+++ RECORDS FOR THIS EXERCISE +++
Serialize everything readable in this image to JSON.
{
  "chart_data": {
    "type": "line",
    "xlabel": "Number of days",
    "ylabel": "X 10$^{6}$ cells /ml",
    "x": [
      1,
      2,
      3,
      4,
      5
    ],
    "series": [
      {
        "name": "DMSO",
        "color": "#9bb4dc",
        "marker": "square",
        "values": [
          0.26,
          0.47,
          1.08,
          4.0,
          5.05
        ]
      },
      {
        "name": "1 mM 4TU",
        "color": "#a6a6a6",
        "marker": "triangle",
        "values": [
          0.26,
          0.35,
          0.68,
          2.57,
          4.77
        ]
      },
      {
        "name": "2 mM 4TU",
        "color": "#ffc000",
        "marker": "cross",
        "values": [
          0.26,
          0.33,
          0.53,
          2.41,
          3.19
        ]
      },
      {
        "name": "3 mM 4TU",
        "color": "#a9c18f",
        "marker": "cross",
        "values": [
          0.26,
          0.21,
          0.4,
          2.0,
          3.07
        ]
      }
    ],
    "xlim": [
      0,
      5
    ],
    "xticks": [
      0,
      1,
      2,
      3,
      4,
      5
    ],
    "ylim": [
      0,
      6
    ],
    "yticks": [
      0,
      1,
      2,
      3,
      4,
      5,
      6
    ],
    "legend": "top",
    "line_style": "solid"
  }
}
+++
• WORK INSTRUCTION
Where does "color" appear in the records above? Copy each line that holds it.

• REPLY TO THE TASK
        "color": "#9bb4dc",
        "color": "#a6a6a6",
        "color": "#ffc000",
        "color": "#a9c18f",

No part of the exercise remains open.